--- Exercise objective ---
Copy out every line in the entries below that includes "almashinuvini".

::::::::

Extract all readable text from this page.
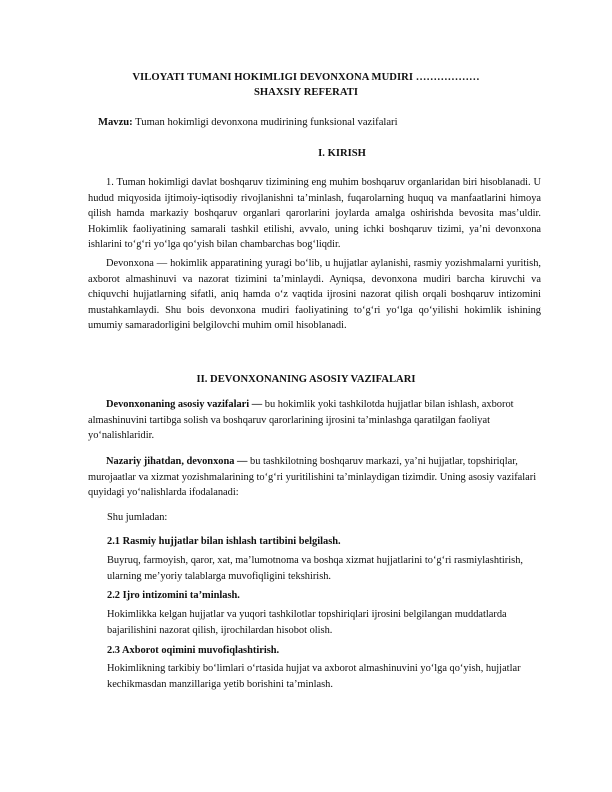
VILOYATI TUMANI HOKIMLIGI DEVONXONA MUDIRI ………………
SHAXSIY REFERATI
Mavzu: Tuman hokimligi devonxona mudirining funksional vazifalari
I. KIRISH

1. Tuman hokimligi davlat boshqaruv tizimining eng muhim boshqaruv organlaridan biri hisoblanadi. U hudud miqyosida ijtimoiy-iqtisodiy rivojlanishni ta’minlash, fuqarolarning huquq va manfaatlarini himoya qilish hamda markaziy boshqaruv organlari qarorlarini joylarda amalga oshirishda bevosita mas’uldir. Hokimlik faoliyatining samarali tashkil etilishi, avvalo, uning ichki boshqaruv tizimi, ya’ni devonxona ishlarini to‘g‘ri yo‘lga qo‘yish bilan chambarchas bog‘liqdir.

Devonxona — hokimlik apparatining yuragi bo‘lib, u hujjatlar aylanishi, rasmiy yozishmalarni yuritish, axborot almashinuvi va nazorat tizimini ta’minlaydi. Ayniqsa, devonxona mudiri barcha kiruvchi va chiquvchi hujjatlarning sifatli, aniq hamda o‘z vaqtida ijrosini nazorat qilish orqali boshqaruv intizomini mustahkamlaydi. Shu bois devonxona mudiri faoliyatining to‘g‘ri yo‘lga qo‘yilishi hokimlik ishining umumiy samaradorligini belgilovchi muhim omil hisoblanadi.

II. DEVONXONANING ASOSIY VAZIFALARI

Devonxonaning asosiy vazifalari — bu hokimlik yoki tashkilotda hujjatlar bilan ishlash, axborot almashinuvini tartibga solish va boshqaruv qarorlarining ijrosini ta’minlashga qaratilgan faoliyat yo‘nalishlaridir.

Nazariy jihatdan, devonxona — bu tashkilotning boshqaruv markazi, ya’ni hujjatlar, topshiriqlar, murojaatlar va xizmat yozishmalarining to‘g‘ri yuritilishini ta’minlaydigan tizimdir. Uning asosiy vazifalari quyidagi yo‘nalishlarda ifodalanadi:

Shu jumladan:

2.1 Rasmiy hujjatlar bilan ishlash tartibini belgilash.

Buyruq, farmoyish, qaror, xat, ma’lumotnoma va boshqa xizmat hujjatlarini to‘g‘ri rasmiylashtirish, ularning me’yoriy talablarga muvofiqligini tekshirish.

2.2 Ijro intizomini ta’minlash.

Hokimlikka kelgan hujjatlar va yuqori tashkilotlar topshiriqlari ijrosini belgilangan muddatlarda bajarilishini nazorat qilish, ijrochilardan hisobot olish.

2.3 Axborot oqimini muvofiqlashtirish.

Hokimlikning tarkibiy bo‘limlari o‘rtasida hujjat va axborot almashinuvini yo‘lga qo‘yish, hujjatlar kechikmasdan manzillariga yetib borishini ta’minlash.
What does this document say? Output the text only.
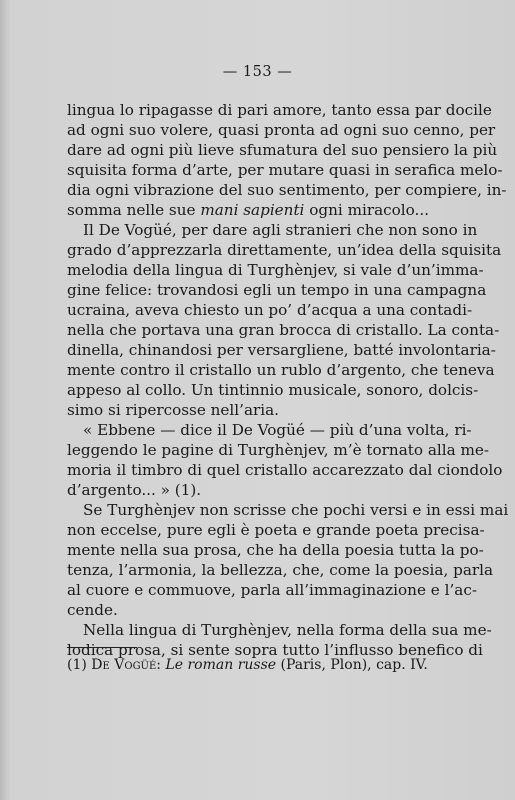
— 153 —
lingua lo ripagasse di pari amore, tanto essa par docile
ad ogni suo volere, quasi pronta ad ogni suo cenno, per
dare ad ogni più lieve sfumatura del suo pensiero la più
squisita forma d’arte, per mutare quasi in serafica melo-
dia ogni vibrazione del suo sentimento, per compiere, in-
somma nelle sue mani sapienti ogni miracolo...
Il De Vogüé, per dare agli stranieri che non sono in
grado d’apprezzarla direttamente, un’idea della squisita
melodia della lingua di Turghènjev, si vale d’un’imma-
gine felice: trovandosi egli un tempo in una campagna
ucraina, aveva chiesto un po’ d’acqua a una contadi-
nella che portava una gran brocca di cristallo. La conta-
dinella, chinandosi per versargliene, batté involontaria-
mente contro il cristallo un rublo d’argento, che teneva
appeso al collo. Un tintinnio musicale, sonoro, dolcis-
simo si ripercosse nell’aria.
« Ebbene — dice il De Vogüé — più d’una volta, ri-
leggendo le pagine di Turghènjev, m’è tornato alla me-
moria il timbro di quel cristallo accarezzato dal ciondolo
d’argento... » (1).
Se Turghènjev non scrisse che pochi versi e in essi mai
non eccelse, pure egli è poeta e grande poeta precisa-
mente nella sua prosa, che ha della poesia tutta la po-
tenza, l’armonia, la bellezza, che, come la poesia, parla
al cuore e commuove, parla all’immaginazione e l’ac-
cende.
Nella lingua di Turghènjev, nella forma della sua me-
lodica prosa, si sente sopra tutto l’influsso benefico di
(1) De Vogüé: Le roman russe (Paris, Plon), cap. IV.
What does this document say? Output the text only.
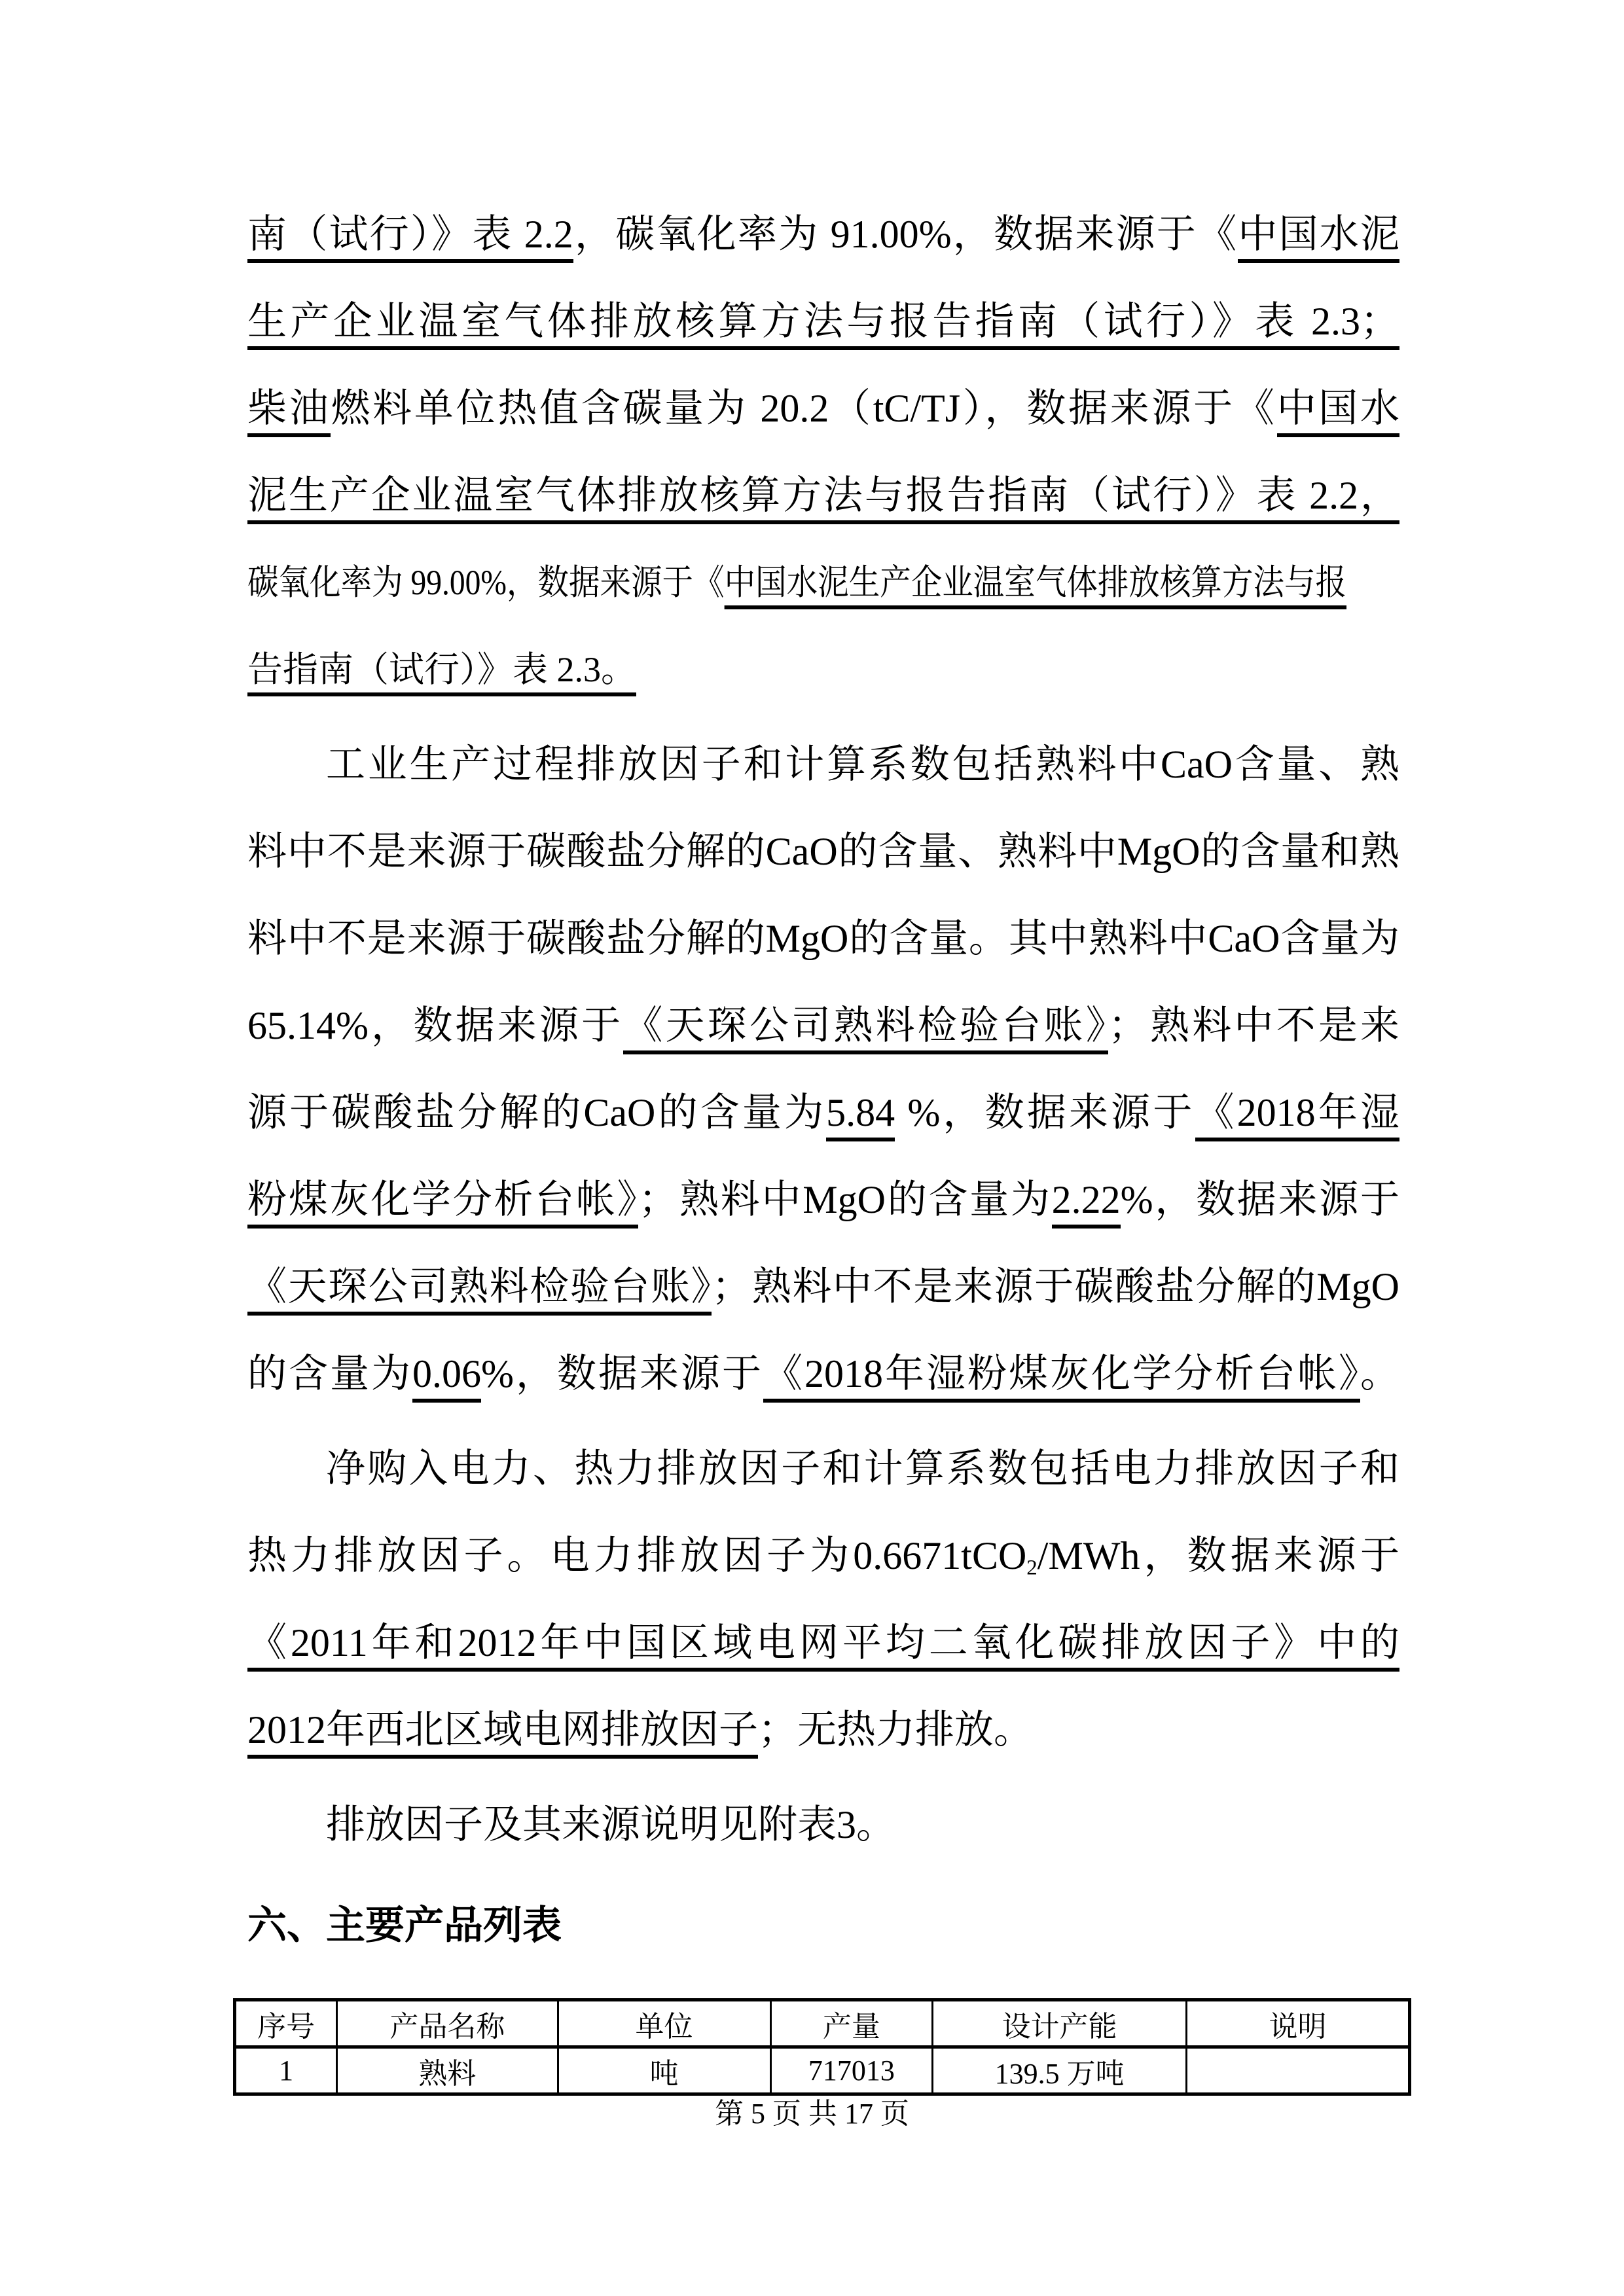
南（试行）》表 2.2，碳氧化率为 91.00%，数据来源于《中国水泥
生产企业温室气体排放核算方法与报告指南（试行）》表 2.3；
柴油燃料单位热值含碳量为 20.2（tC/TJ），数据来源于《中国水
泥生产企业温室气体排放核算方法与报告指南（试行）》表 2.2，
碳氧化率为 99.00%，数据来源于《中国水泥生产企业温室气体排放核算方法与报
告指南（试行）》表 2.3。
工业生产过程排放因子和计算系数包括熟料中CaO含量、熟
料中不是来源于碳酸盐分解的CaO的含量、熟料中MgO的含量和熟
料中不是来源于碳酸盐分解的MgO的含量。其中熟料中CaO含量为
65.14%，数据来源于《天琛公司熟料检验台账》；熟料中不是来
源于碳酸盐分解的CaO的含量为5.84 %，数据来源于《2018年湿
粉煤灰化学分析台帐》；熟料中MgO的含量为2.22%，数据来源于
《天琛公司熟料检验台账》；熟料中不是来源于碳酸盐分解的MgO
的含量为0.06%，数据来源于《2018年湿粉煤灰化学分析台帐》。
净购入电力、热力排放因子和计算系数包括电力排放因子和
热力排放因子。电力排放因子为0.6671tCO$_2$/MWh，数据来源于
《2011年和2012年中国区域电网平均二氧化碳排放因子》中的
2012年西北区域电网排放因子；无热力排放。
排放因子及其来源说明见附表3。
六、主要产品列表
序号	产品名称	单位	产量	设计产能	说明
1	熟料	吨	717013	139.5 万吨	
第 5 页 共 17 页
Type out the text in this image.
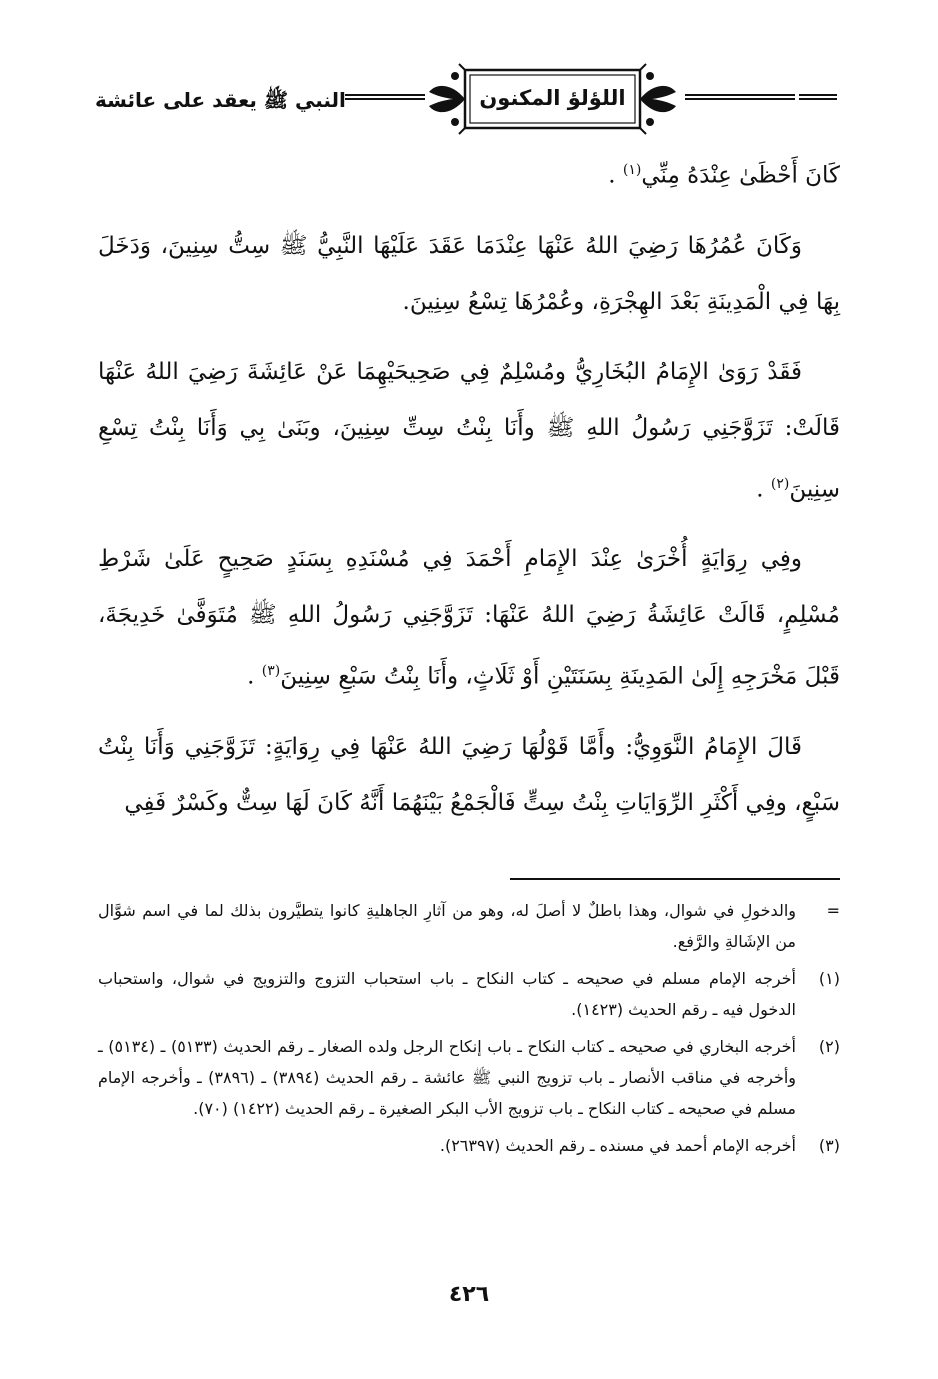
النبي ﷺ يعقد على عائشة	اللؤلؤ المكنون

كَانَ أَحْظَىٰ عِنْدَهُ مِنِّي$^{(١)}$ .

وَكَانَ عُمُرُهَا رَضِيَ اللهُ عَنْهَا عِنْدَمَا عَقَدَ عَلَيْهَا النَّبِيُّ ﷺ سِتُّ سِنِينَ، وَدَخَلَ بِهَا فِي الْمَدِينَةِ بَعْدَ الهِجْرَةِ، وعُمْرُهَا تِسْعُ سِنِينَ.

فَقَدْ رَوَىٰ الإِمَامُ البُخَارِيُّ ومُسْلِمٌ فِي صَحِيحَيْهِمَا عَنْ عَائِشَةَ رَضِيَ اللهُ عَنْهَا قَالَتْ: تَزَوَّجَنِي رَسُولُ اللهِ ﷺ وأَنَا بِنْتُ سِتِّ سِنِينَ، وبَنَىٰ بِي وَأَنَا بِنْتُ تِسْعِ سِنِينَ$^{(٢)}$ .

وفِي رِوَايَةٍ أُخْرَىٰ عِنْدَ الإِمَامِ أَحْمَدَ فِي مُسْنَدِهِ بِسَنَدٍ صَحِيحٍ عَلَىٰ شَرْطِ مُسْلِمٍ، قَالَتْ عَائِشَةُ رَضِيَ اللهُ عَنْهَا: تَزَوَّجَنِي رَسُولُ اللهِ ﷺ مُتَوَفَّىٰ خَدِيجَةَ، قَبْلَ مَخْرَجِهِ إِلَىٰ المَدِينَةِ بِسَنَتَيْنِ أَوْ ثَلَاثٍ، وأَنَا بِنْتُ سَبْعِ سِنِينَ$^{(٣)}$ .

قَالَ الإِمَامُ النَّوَوِيُّ: وأَمَّا قَوْلُهَا رَضِيَ اللهُ عَنْهَا فِي رِوَايَةٍ: تَزَوَّجَنِي وَأَنَا بِنْتُ سَبْعٍ، وفِي أَكْثَرِ الرِّوَايَاتِ بِنْتُ سِتٍّ فَالْجَمْعُ بَيْنَهُمَا أَنَّهُ كَانَ لَهَا سِتٌّ وكَسْرٌ فَفِي

=
والدخولِ في شوال، وهذا باطلٌ لا أصلَ له، وهو من آثارِ الجاهليةِ كانوا يتطيَّرون بذلك لما في اسم شوَّال من الإشَالةِ والرَّفع.
(١)
أخرجه الإمام مسلم في صحيحه ـ كتاب النكاح ـ باب استحباب التزوج والتزويج في شوال، واستحباب الدخول فيه ـ رقم الحديث (١٤٢٣).
(٢)
أخرجه البخاري في صحيحه ـ كتاب النكاح ـ باب إنكاح الرجل ولده الصغار ـ رقم الحديث (٥١٣٣) ـ (٥١٣٤) ـ وأخرجه في مناقب الأنصار ـ باب تزويج النبي ﷺ عائشة ـ رقم الحديث (٣٨٩٤) ـ (٣٨٩٦) ـ وأخرجه الإمام مسلم في صحيحه ـ كتاب النكاح ـ باب تزويج الأب البكر الصغيرة ـ رقم الحديث (١٤٢٢) (٧٠).
(٣)
أخرجه الإمام أحمد في مسنده ـ رقم الحديث (٢٦٣٩٧).
٤٢٦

::::::::

--- Exercise answer ---
Devonxonaning asosiy vazifalari — bu hokimlik yoki tashkilotda hujjatlar bilan ishlash, axborot almashinuvini tartibga solish va boshqaruv qarorlarining ijrosini ta’minlashga qaratilgan faoliyat yo‘nalishlaridir.
Hokimlikning tarkibiy bo‘limlari o‘rtasida hujjat va axborot almashinuvini yo‘lga qo‘yish, hujjatlar kechikmasdan manzillariga yetib borishini ta’minlash.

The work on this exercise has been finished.